- _Problem A_
Translate the following sentence from the passage on food tourism into French: "Effective marketing should be based on a sufficient understanding of the tourists."
- _Problem B_
From the entries, write out verbatim the lines starting with the line that contains "What elements are" and going on through the line that contains "data-point <box>293 623 305 635</box>", omitting the pictures.

- _Document section_
At present, an increasing number of people are travelling to taste local delicacies in different countries [1], and food plays an essential role in tourists’ choices of tourist destinations [2]. The attractiveness of food to tourists and the importance of food to destinations have been recognised by destination marketers [3]. There is a limited understanding in the literature of how destination food affects food tourists’ psychological states and behaviours.
In the highly competitive tourism market, an effective marketing strategy is one of the critical factors to success. Effective marketing should be based on a sufficient understanding of the tourists. In light of this aspect, numerous related studies have investigated tourists’ experience, satisfaction, and loyalty [4][5][6]. In the field of food tourism research, food involvement has been one of the preferred entry points for research related to food tourism [7]. Loyalty has always been one of the hotspots in the academic circle of tourism and has also become an essential index for many tourism managers and researchers to evaluate the tourism market, resources, and products. Studying the antecedent variables of tourist loyalty has always been the core research topic in the literature [8]. Unfortunately, the relationship between food involvement and loyalty has been under-investigated as well as the relationship between food involvement and place attachment. From the current research results, satisfaction, tourism motivation, service quality, perceived value, and tourism destination image can be determined as the five essential antecedent variables that affect tourist loyalty [8]. In addition to the abovementioned variables, existing studies have indicated that place attachment can also have a significant positive impact on the loyalty factor [9]. However, the mediating effect of place attachment on the relationship between food involvement and loyalty remains unknown.

- _Supplied material_

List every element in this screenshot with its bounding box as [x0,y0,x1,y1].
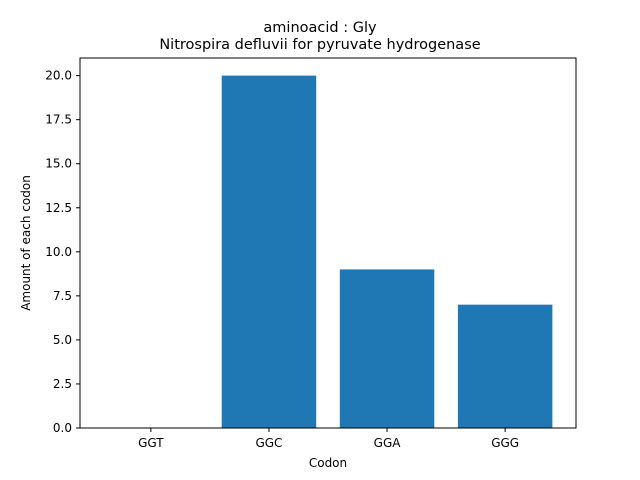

...

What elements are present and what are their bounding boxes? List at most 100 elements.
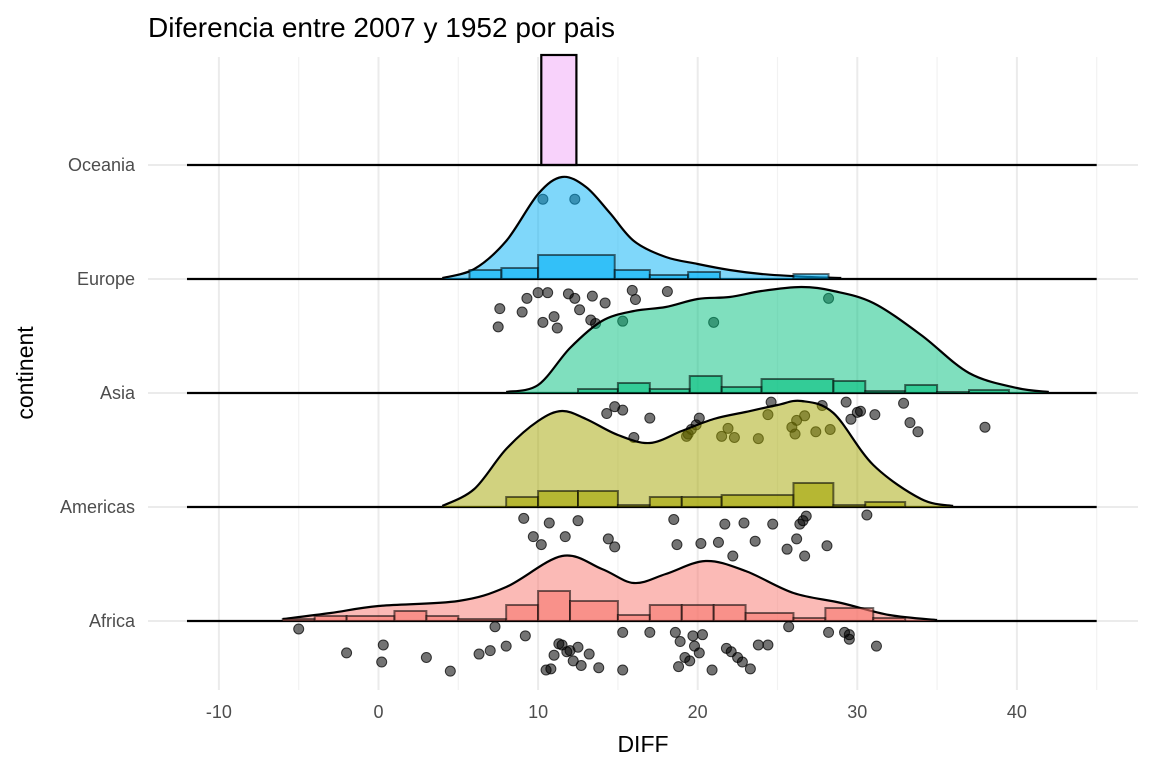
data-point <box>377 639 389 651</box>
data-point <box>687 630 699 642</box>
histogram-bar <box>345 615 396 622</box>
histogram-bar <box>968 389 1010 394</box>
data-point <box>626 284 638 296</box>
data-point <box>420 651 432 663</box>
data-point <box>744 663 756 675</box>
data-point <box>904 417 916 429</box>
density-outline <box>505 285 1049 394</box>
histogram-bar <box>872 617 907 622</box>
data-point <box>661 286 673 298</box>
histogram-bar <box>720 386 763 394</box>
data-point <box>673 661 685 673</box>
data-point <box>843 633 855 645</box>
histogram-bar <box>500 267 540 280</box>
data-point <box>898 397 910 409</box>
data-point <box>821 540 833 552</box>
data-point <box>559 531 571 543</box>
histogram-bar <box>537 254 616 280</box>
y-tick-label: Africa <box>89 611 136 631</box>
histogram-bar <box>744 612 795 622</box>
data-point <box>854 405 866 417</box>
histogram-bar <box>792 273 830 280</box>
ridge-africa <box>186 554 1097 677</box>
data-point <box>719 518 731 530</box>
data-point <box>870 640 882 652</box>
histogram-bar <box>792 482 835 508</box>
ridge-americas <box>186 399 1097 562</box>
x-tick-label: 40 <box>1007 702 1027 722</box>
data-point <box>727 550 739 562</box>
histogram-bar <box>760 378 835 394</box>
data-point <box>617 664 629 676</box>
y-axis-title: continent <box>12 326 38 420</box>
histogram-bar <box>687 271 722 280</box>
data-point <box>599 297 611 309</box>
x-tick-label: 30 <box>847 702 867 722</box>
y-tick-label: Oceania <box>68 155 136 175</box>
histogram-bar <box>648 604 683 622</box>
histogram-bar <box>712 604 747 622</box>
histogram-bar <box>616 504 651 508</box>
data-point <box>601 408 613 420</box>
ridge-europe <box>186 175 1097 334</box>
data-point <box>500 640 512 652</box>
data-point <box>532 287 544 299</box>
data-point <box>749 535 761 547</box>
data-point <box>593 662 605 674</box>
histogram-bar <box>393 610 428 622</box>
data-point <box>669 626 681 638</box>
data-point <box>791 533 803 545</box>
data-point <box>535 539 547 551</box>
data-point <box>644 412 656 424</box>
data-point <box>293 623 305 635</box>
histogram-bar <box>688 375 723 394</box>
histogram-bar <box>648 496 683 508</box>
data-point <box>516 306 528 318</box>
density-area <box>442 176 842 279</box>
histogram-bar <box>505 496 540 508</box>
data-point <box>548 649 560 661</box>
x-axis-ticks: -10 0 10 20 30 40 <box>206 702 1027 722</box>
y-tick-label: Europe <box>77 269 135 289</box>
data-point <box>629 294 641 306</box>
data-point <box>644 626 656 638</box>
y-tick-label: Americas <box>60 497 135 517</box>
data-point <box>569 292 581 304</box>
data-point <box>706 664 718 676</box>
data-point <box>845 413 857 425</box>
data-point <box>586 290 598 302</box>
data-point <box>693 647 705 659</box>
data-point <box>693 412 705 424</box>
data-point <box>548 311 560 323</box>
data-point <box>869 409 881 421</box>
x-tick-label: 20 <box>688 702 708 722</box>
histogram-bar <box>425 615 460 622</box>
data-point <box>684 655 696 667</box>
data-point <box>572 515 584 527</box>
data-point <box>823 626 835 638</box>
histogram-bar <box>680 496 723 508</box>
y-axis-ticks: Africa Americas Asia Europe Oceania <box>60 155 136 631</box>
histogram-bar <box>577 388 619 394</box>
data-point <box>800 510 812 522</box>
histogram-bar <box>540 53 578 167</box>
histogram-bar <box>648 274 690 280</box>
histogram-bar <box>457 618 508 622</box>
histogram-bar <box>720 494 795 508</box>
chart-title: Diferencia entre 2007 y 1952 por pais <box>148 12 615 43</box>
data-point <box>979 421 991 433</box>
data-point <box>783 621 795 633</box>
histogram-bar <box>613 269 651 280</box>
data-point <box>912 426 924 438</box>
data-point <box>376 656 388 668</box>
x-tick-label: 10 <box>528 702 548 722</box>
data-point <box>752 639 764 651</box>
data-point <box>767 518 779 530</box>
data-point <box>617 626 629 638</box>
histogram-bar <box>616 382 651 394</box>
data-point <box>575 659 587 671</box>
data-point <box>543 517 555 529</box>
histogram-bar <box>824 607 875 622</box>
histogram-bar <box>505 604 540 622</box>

* * *

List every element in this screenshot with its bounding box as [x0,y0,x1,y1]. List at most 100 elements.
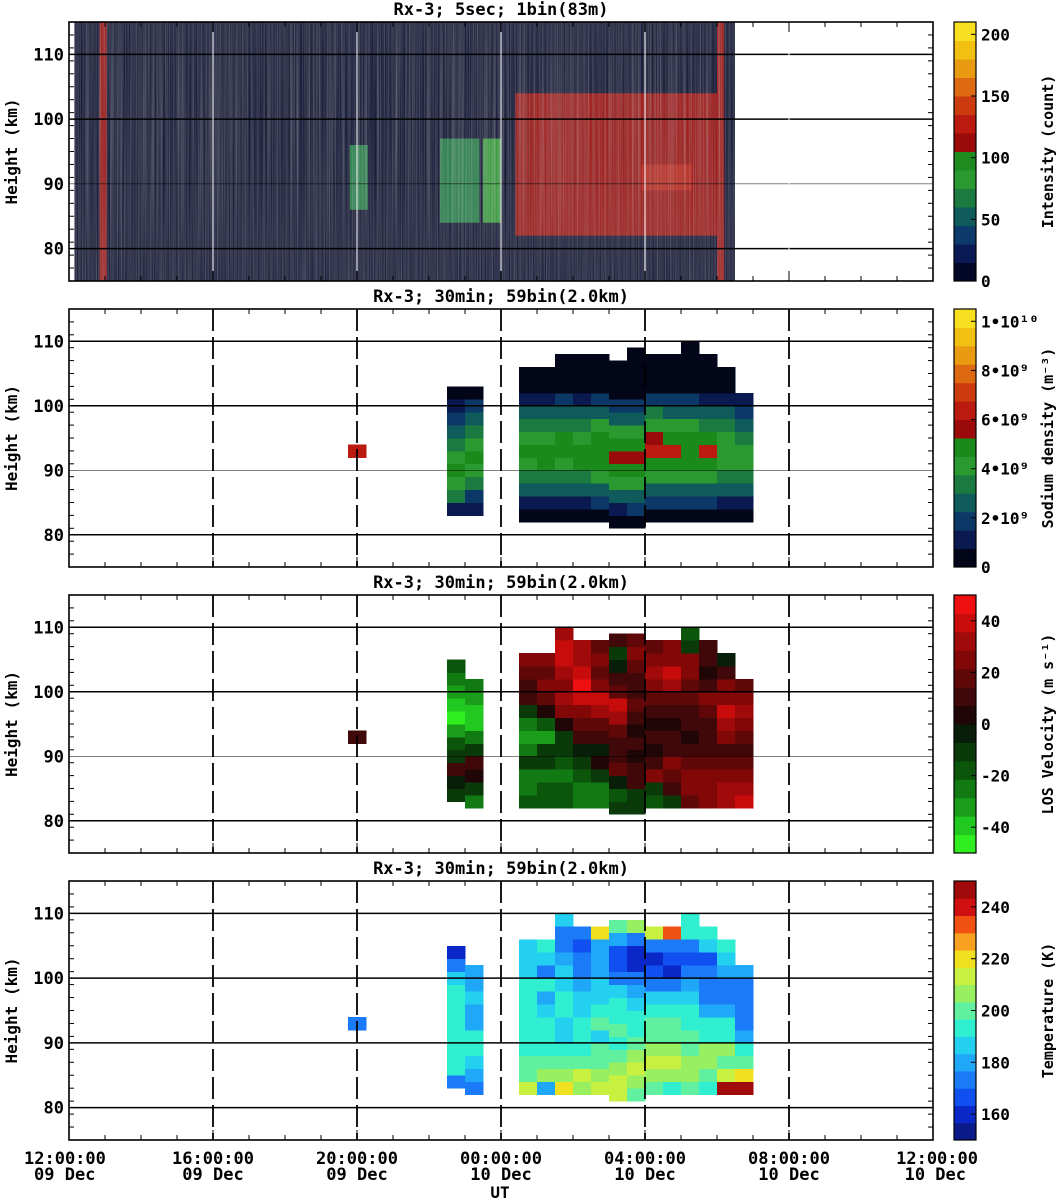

- _Right answer A_
Un marketing efficace devrait reposer sur une compréhension suffisante des touristes.

- _Right answer B_
What elements are present and what are their bounding boxes? List at most 100 elements.
data-point <box>377 639 389 651</box>
data-point <box>687 630 699 642</box>
histogram-bar <box>345 615 396 622</box>
histogram-bar <box>968 389 1010 394</box>
data-point <box>626 284 638 296</box>
data-point <box>420 651 432 663</box>
data-point <box>744 663 756 675</box>
data-point <box>904 417 916 429</box>
density-outline <box>505 285 1049 394</box>
histogram-bar <box>872 617 907 622</box>
data-point <box>661 286 673 298</box>
histogram-bar <box>720 386 763 394</box>
data-point <box>673 661 685 673</box>
data-point <box>843 633 855 645</box>
histogram-bar <box>500 267 540 280</box>
data-point <box>898 397 910 409</box>
data-point <box>821 540 833 552</box>
data-point <box>559 531 571 543</box>
histogram-bar <box>537 254 616 280</box>
y-tick-label: Africa <box>89 611 136 631</box>
histogram-bar <box>744 612 795 622</box>
data-point <box>854 405 866 417</box>
histogram-bar <box>792 273 830 280</box>
ridge-africa <box>186 554 1097 677</box>
data-point <box>719 518 731 530</box>
data-point <box>870 640 882 652</box>
histogram-bar <box>792 482 835 508</box>
ridge-americas <box>186 399 1097 562</box>
x-tick-label: 40 <box>1007 702 1027 722</box>
data-point <box>727 550 739 562</box>
histogram-bar <box>760 378 835 394</box>
data-point <box>617 664 629 676</box>
y-axis-title: continent <box>12 326 38 420</box>
histogram-bar <box>687 271 722 280</box>
data-point <box>599 297 611 309</box>
x-tick-label: 30 <box>847 702 867 722</box>
y-tick-label: Oceania <box>68 155 136 175</box>
histogram-bar <box>648 604 683 622</box>
histogram-bar <box>712 604 747 622</box>
histogram-bar <box>616 504 651 508</box>
data-point <box>601 408 613 420</box>
ridge-europe <box>186 175 1097 334</box>
data-point <box>500 640 512 652</box>
data-point <box>532 287 544 299</box>
data-point <box>749 535 761 547</box>
data-point <box>593 662 605 674</box>
histogram-bar <box>393 610 428 622</box>
data-point <box>669 626 681 638</box>
data-point <box>791 533 803 545</box>
data-point <box>535 539 547 551</box>
data-point <box>644 412 656 424</box>
data-point <box>293 623 305 635</box>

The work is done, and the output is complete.